--- Start of Data to use ---
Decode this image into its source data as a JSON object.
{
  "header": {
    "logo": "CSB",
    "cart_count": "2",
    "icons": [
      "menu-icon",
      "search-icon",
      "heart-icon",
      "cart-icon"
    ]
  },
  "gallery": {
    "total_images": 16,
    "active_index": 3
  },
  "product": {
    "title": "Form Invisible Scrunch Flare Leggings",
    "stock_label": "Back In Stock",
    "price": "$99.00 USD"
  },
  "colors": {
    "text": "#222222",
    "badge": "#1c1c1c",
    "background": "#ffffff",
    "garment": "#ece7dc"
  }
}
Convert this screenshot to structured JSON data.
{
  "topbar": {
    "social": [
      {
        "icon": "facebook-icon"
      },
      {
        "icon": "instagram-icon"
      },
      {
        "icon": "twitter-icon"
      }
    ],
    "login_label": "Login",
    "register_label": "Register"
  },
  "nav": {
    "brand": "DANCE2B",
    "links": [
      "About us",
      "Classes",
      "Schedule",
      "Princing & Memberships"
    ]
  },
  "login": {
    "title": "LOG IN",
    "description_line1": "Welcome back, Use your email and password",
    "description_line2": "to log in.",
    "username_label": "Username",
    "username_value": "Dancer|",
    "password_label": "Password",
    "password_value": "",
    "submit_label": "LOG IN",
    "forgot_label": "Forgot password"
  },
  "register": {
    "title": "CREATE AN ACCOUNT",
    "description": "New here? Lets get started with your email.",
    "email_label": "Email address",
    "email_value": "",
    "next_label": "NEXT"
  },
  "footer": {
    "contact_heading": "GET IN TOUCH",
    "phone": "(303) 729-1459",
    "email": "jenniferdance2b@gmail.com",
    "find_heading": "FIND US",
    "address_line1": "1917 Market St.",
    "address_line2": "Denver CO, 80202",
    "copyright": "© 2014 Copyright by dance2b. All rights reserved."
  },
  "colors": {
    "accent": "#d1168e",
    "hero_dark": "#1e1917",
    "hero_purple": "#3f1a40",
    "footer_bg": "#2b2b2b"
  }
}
--- End of Data to use ---
## Exercise brief
Write the complete data out, exactly as above.

## Answer in full
Decode this image into its source data as a JSON object.
{
  "header": {
    "logo": "CSB",
    "cart_count": "2",
    "icons": [
      "menu-icon",
      "search-icon",
      "heart-icon",
      "cart-icon"
    ]
  },
  "gallery": {
    "total_images": 16,
    "active_index": 3
  },
  "product": {
    "title": "Form Invisible Scrunch Flare Leggings",
    "stock_label": "Back In Stock",
    "price": "$99.00 USD"
  },
  "colors": {
    "text": "#222222",
    "badge": "#1c1c1c",
    "background": "#ffffff",
    "garment": "#ece7dc"
  }
}
Convert this screenshot to structured JSON data.
{
  "topbar": {
    "social": [
      {
        "icon": "facebook-icon"
      },
      {
        "icon": "instagram-icon"
      },
      {
        "icon": "twitter-icon"
      }
    ],
    "login_label": "Login",
    "register_label": "Register"
  },
  "nav": {
    "brand": "DANCE2B",
    "links": [
      "About us",
      "Classes",
      "Schedule",
      "Princing & Memberships"
    ]
  },
  "login": {
    "title": "LOG IN",
    "description_line1": "Welcome back, Use your email and password",
    "description_line2": "to log in.",
    "username_label": "Username",
    "username_value": "Dancer|",
    "password_label": "Password",
    "password_value": "",
    "submit_label": "LOG IN",
    "forgot_label": "Forgot password"
  },
  "register": {
    "title": "CREATE AN ACCOUNT",
    "description": "New here? Lets get started with your email.",
    "email_label": "Email address",
    "email_value": "",
    "next_label": "NEXT"
  },
  "footer": {
    "contact_heading": "GET IN TOUCH",
    "phone": "(303) 729-1459",
    "email": "jenniferdance2b@gmail.com",
    "find_heading": "FIND US",
    "address_line1": "1917 Market St.",
    "address_line2": "Denver CO, 80202",
    "copyright": "© 2014 Copyright by dance2b. All rights reserved."
  },
  "colors": {
    "accent": "#d1168e",
    "hero_dark": "#1e1917",
    "hero_purple": "#3f1a40",
    "footer_bg": "#2b2b2b"
  }
}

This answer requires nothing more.